(DIRECTIONS FOR THIS TASK)
Output the full listing below exactly as it reads, and skip anything that is a picture.

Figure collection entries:
****

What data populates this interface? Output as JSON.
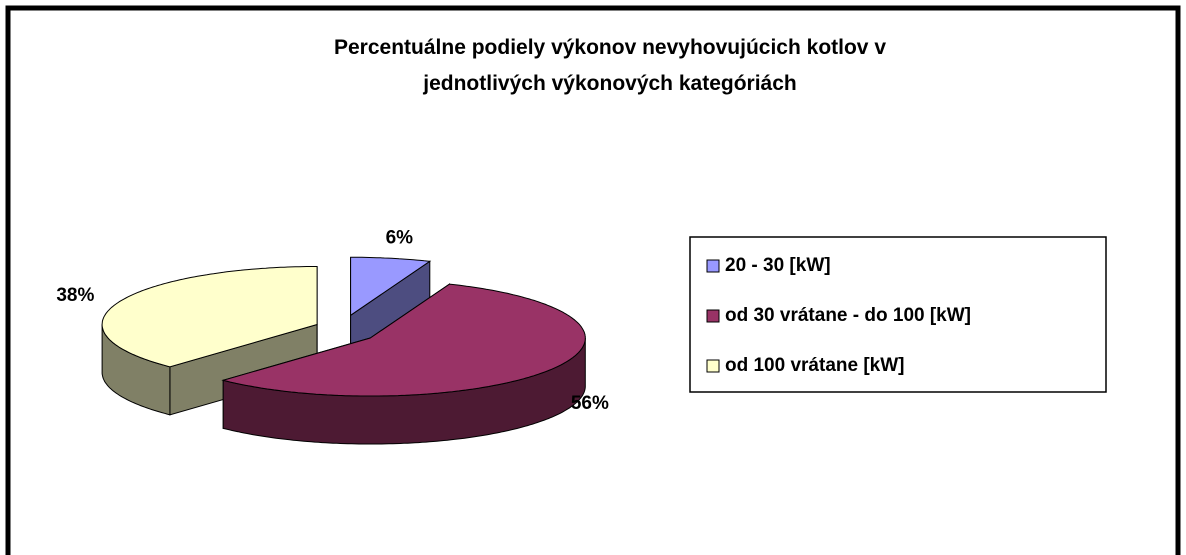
{
  "chart_data": {
    "type": "pie3d",
    "title": "Percentuálne podiely výkonov nevyhovujúcich kotlov v jednotlivých výkonových kategóriách",
    "categories": [
      "20 - 30 [kW]",
      "od 30 vrátane - do 100 [kW]",
      "od 100 vrátane [kW]"
    ],
    "values": [
      6,
      56,
      38
    ],
    "value_labels": [
      "6%",
      "56%",
      "38%"
    ],
    "colors": [
      "#9999ff",
      "#993366",
      "#ffffcc"
    ],
    "legend": "right"
  }
}
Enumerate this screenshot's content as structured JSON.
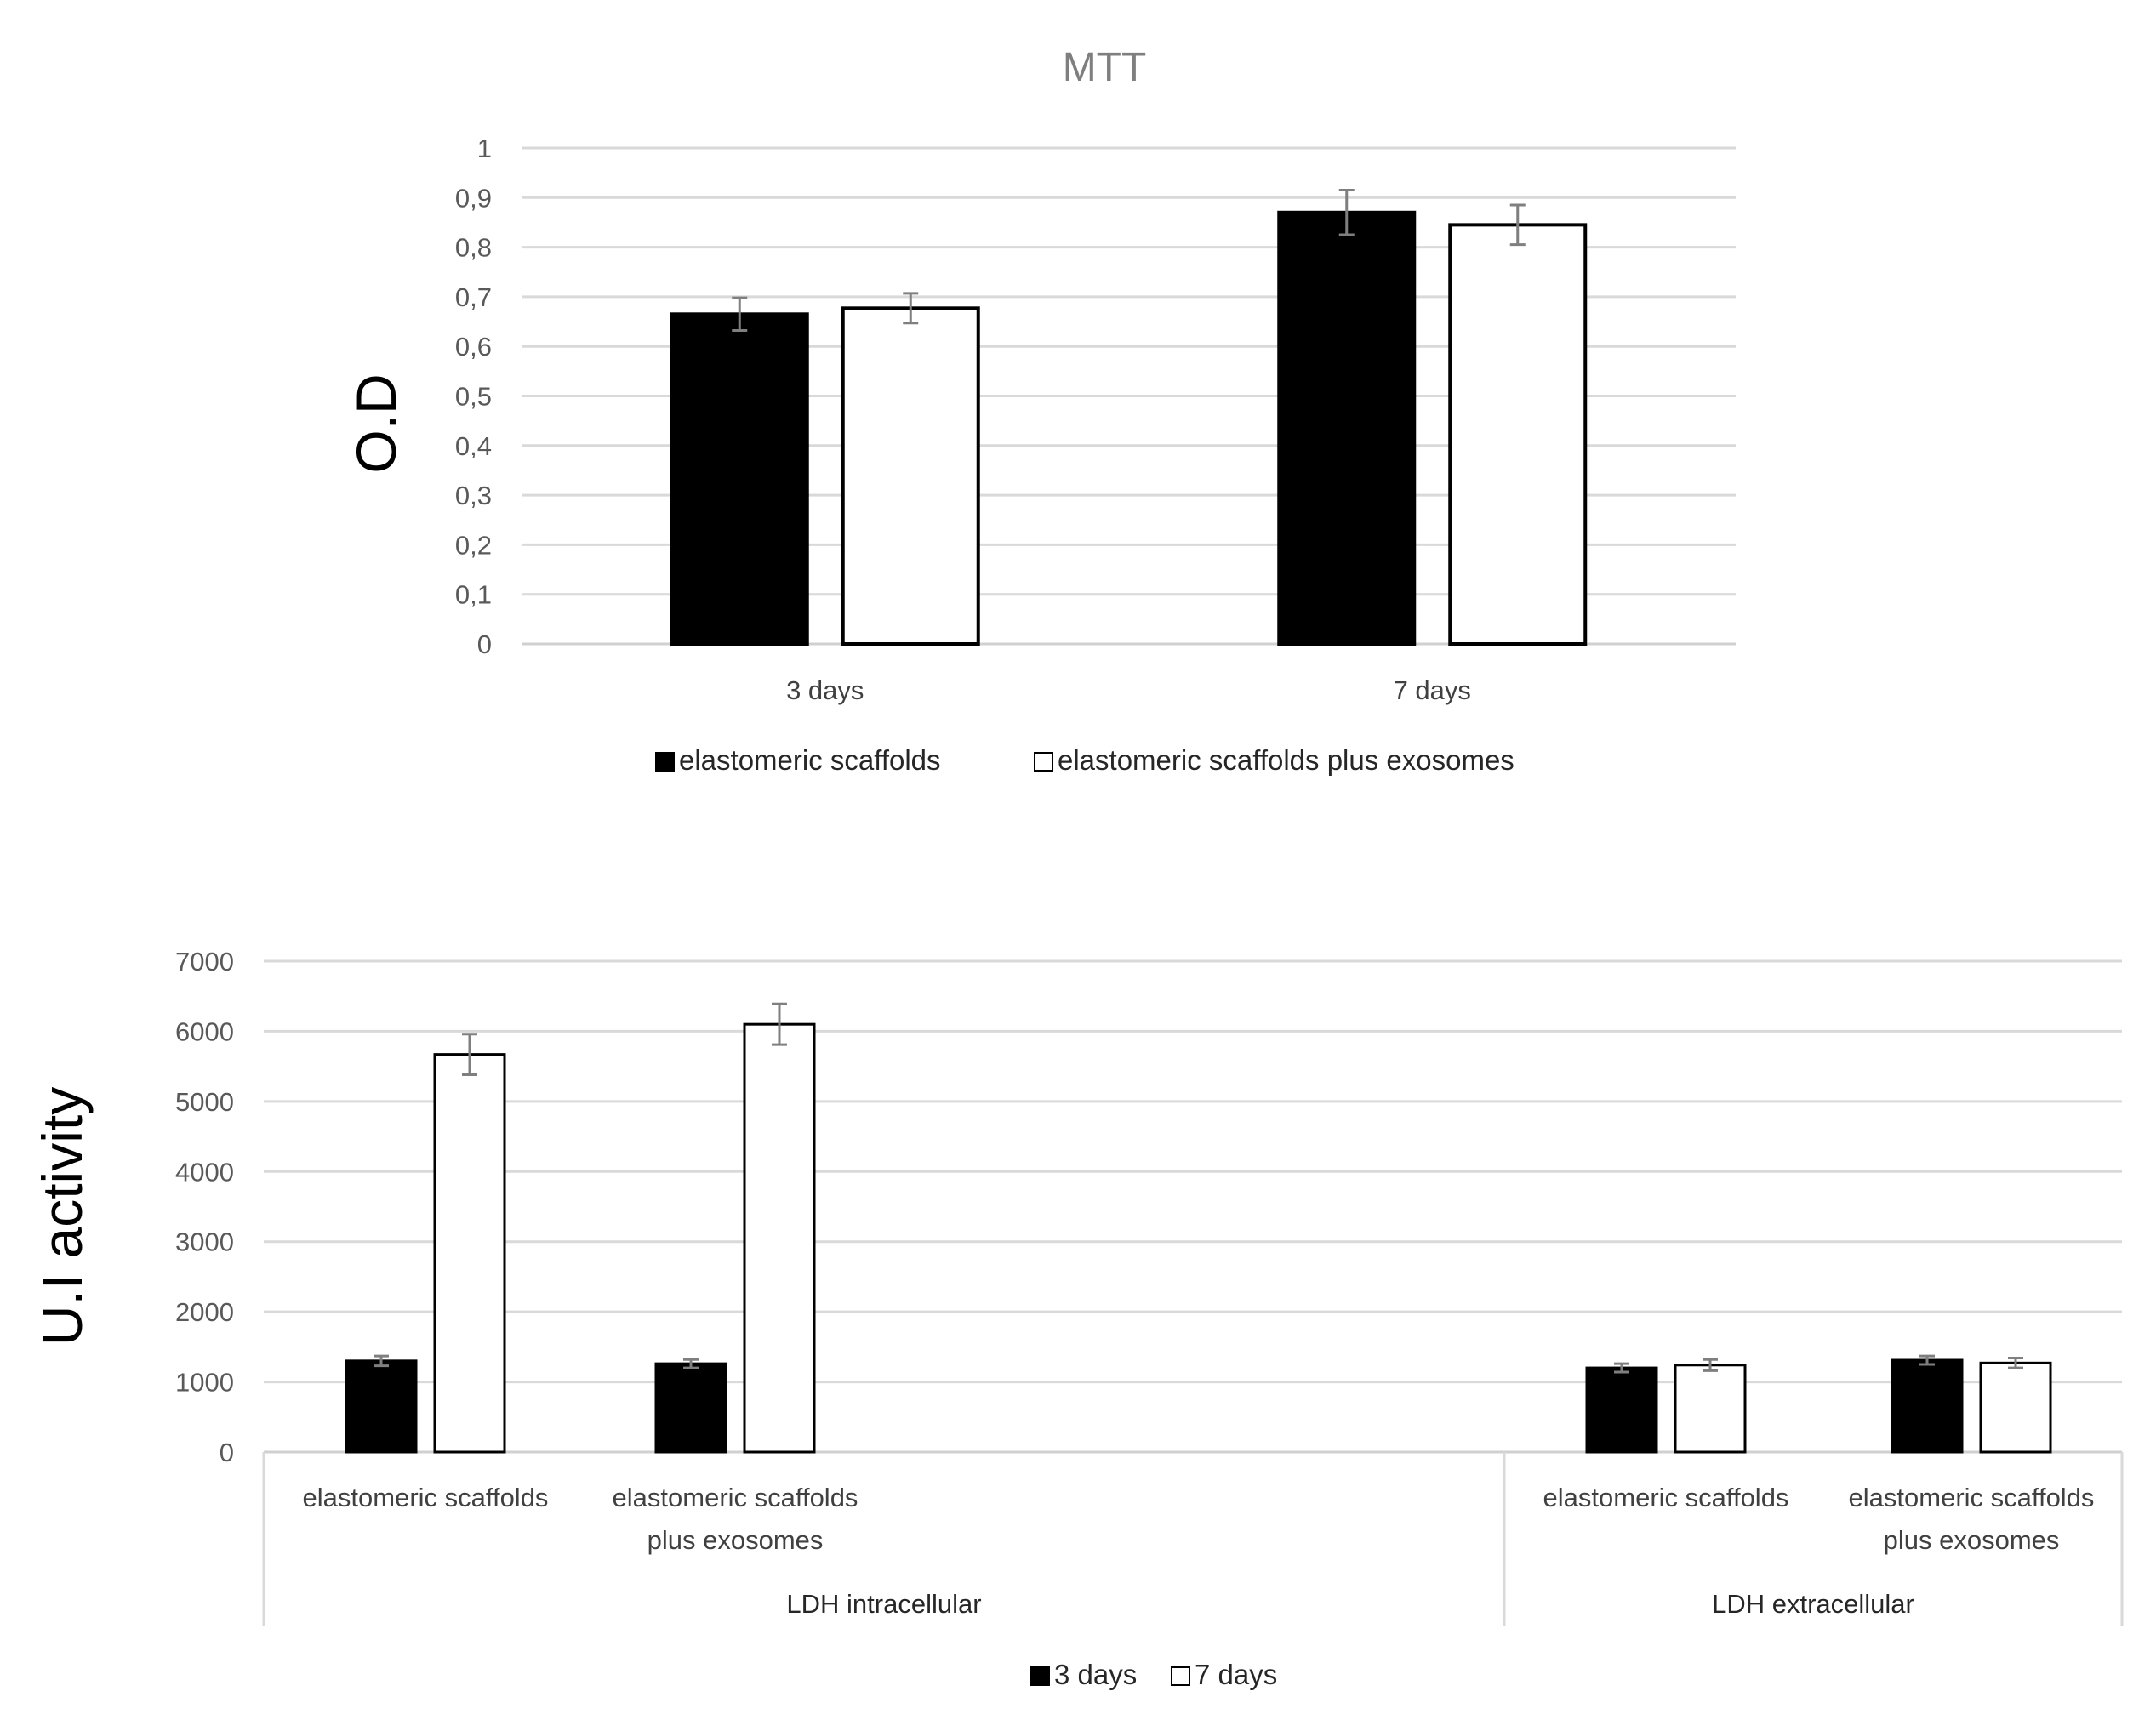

****

(RESPONSE)
What data populates this interface? Output as JSON.
{
  "chart_data": {
    "type": "pie3d",
    "title": "Percentuálne podiely výkonov nevyhovujúcich kotlov v jednotlivých výkonových kategóriách",
    "categories": [
      "20 - 30 [kW]",
      "od 30 vrátane - do 100 [kW]",
      "od 100 vrátane [kW]"
    ],
    "values": [
      6,
      56,
      38
    ],
    "value_labels": [
      "6%",
      "56%",
      "38%"
    ],
    "colors": [
      "#9999ff",
      "#993366",
      "#ffffcc"
    ],
    "legend": "right"
  }
}
Enumerate this screenshot's content as structured JSON.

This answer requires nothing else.